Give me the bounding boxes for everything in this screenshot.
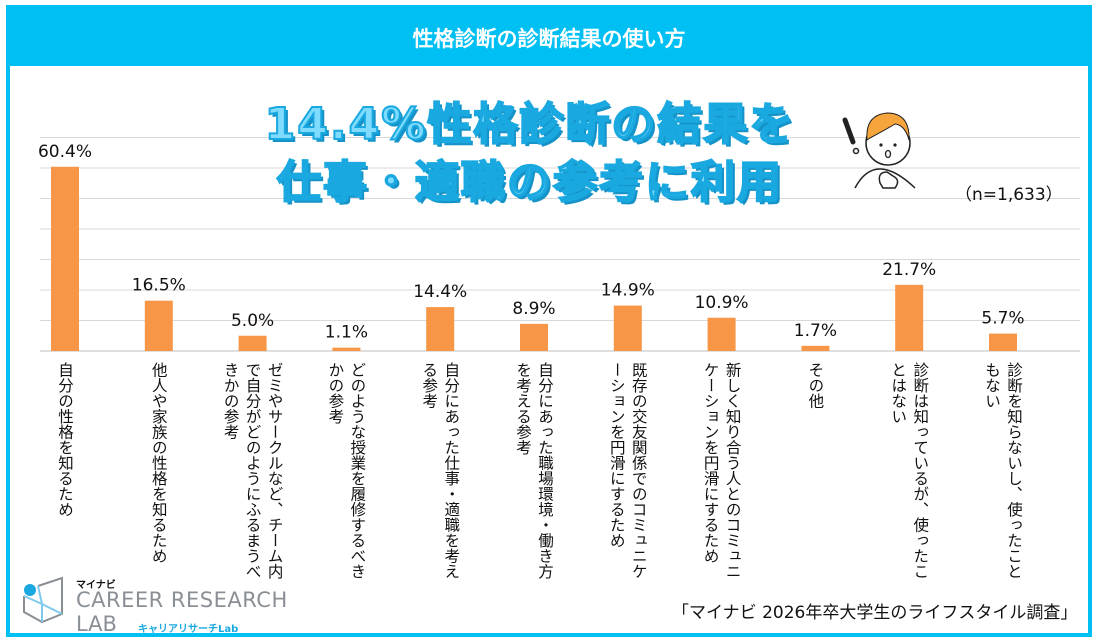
bar bbox=[707, 317, 736, 351]
data-label: 8.9% bbox=[512, 299, 555, 319]
category-label: 既存の交友関係でのコミュニケーションを円滑にするため bbox=[607, 362, 648, 579]
headline-line1: 14.4%性格診断の結果を bbox=[264, 98, 796, 151]
category-label: 診断は知っているが、使ったことはない bbox=[889, 362, 930, 579]
logo-line1: CAREER RESEARCH bbox=[76, 588, 288, 612]
category-label: 自分にあった仕事・適職を考える参考 bbox=[420, 362, 461, 579]
data-label: 5.0% bbox=[231, 311, 274, 331]
bar bbox=[520, 323, 548, 351]
bar bbox=[426, 307, 455, 351]
headline-line2: 仕事・適職の参考に利用 bbox=[276, 156, 783, 209]
sample-size: （n=1,633） bbox=[955, 185, 1063, 205]
bar bbox=[144, 300, 173, 351]
career-research-lab-logo: マイナビ CAREER RESEARCH LAB キャリアリサーチLab bbox=[20, 574, 287, 636]
data-label: 10.9% bbox=[695, 293, 749, 313]
category-label: 他人や家族の性格を知るため bbox=[149, 362, 168, 564]
category-label: どのような授業を履修するべきかの参考 bbox=[326, 362, 367, 579]
category-label: 自分の性格を知るため bbox=[56, 362, 74, 517]
bar bbox=[895, 284, 924, 351]
logo-line2: LAB bbox=[76, 612, 117, 636]
bar bbox=[51, 166, 79, 351]
chart-title: 性格診断の診断結果の使い方 bbox=[10, 9, 1088, 66]
data-label: 21.7% bbox=[882, 260, 936, 280]
chart-frame: 性格診断の診断結果の使い方 bbox=[6, 5, 1092, 637]
bar bbox=[238, 335, 267, 351]
data-label: 14.4% bbox=[413, 282, 467, 302]
category-label: 自分にあった職場環境・働き方を考える参考 bbox=[514, 362, 554, 579]
bar bbox=[613, 305, 642, 351]
logo-sub: キャリアリサーチLab bbox=[138, 624, 239, 635]
data-label: 1.7% bbox=[794, 321, 837, 341]
surprised-person-icon bbox=[842, 112, 916, 189]
cube-logo-icon bbox=[23, 576, 63, 624]
bar bbox=[332, 347, 361, 351]
category-label: その他 bbox=[806, 362, 825, 409]
category-label: ゼミやサークルなど、チーム内で自分がどのようにふるまうべきかの参考 bbox=[221, 362, 284, 579]
data-label: 60.4% bbox=[38, 142, 92, 162]
data-label: 5.7% bbox=[981, 309, 1024, 329]
data-label: 16.5% bbox=[132, 276, 186, 296]
category-label: 診断を知らないし、使ったこともない bbox=[983, 362, 1023, 579]
data-label: 1.1% bbox=[325, 323, 368, 343]
bar bbox=[801, 345, 830, 351]
bar bbox=[989, 333, 1017, 351]
logo-brand: マイナビ bbox=[76, 580, 116, 591]
category-label: 新しく知り合う人とのコミュニケーションを円滑にするため bbox=[701, 362, 742, 579]
data-label: 14.9% bbox=[601, 281, 655, 301]
source-note: 「マイナビ 2026年卒大学生のライフスタイル調査」 bbox=[672, 603, 1078, 623]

════════

▶ [To do] Can you repeat the part of the records that opens with the line containing "bar bbox=[707, 317, 736, 351]" and closes with the line containing "sample-size: （n=1,633） bbox=[955, 185, 1063, 205]", putting "axis-label" wherever "category-label" appears and leaving everything else unchanged?

▶ [Correct result]
bar bbox=[707, 317, 736, 351]
data-label: 8.9% bbox=[512, 299, 555, 319]
axis-label: 既存の交友関係でのコミュニケーションを円滑にするため bbox=[607, 362, 648, 579]
headline-line1: 14.4%性格診断の結果を bbox=[264, 98, 796, 151]
axis-label: 診断は知っているが、使ったことはない bbox=[889, 362, 930, 579]
logo-line1: CAREER RESEARCH bbox=[76, 588, 288, 612]
axis-label: 自分にあった仕事・適職を考える参考 bbox=[420, 362, 461, 579]
data-label: 5.0% bbox=[231, 311, 274, 331]
bar bbox=[520, 323, 548, 351]
bar bbox=[426, 307, 455, 351]
headline-line2: 仕事・適職の参考に利用 bbox=[276, 156, 783, 209]
sample-size: （n=1,633） bbox=[955, 185, 1063, 205]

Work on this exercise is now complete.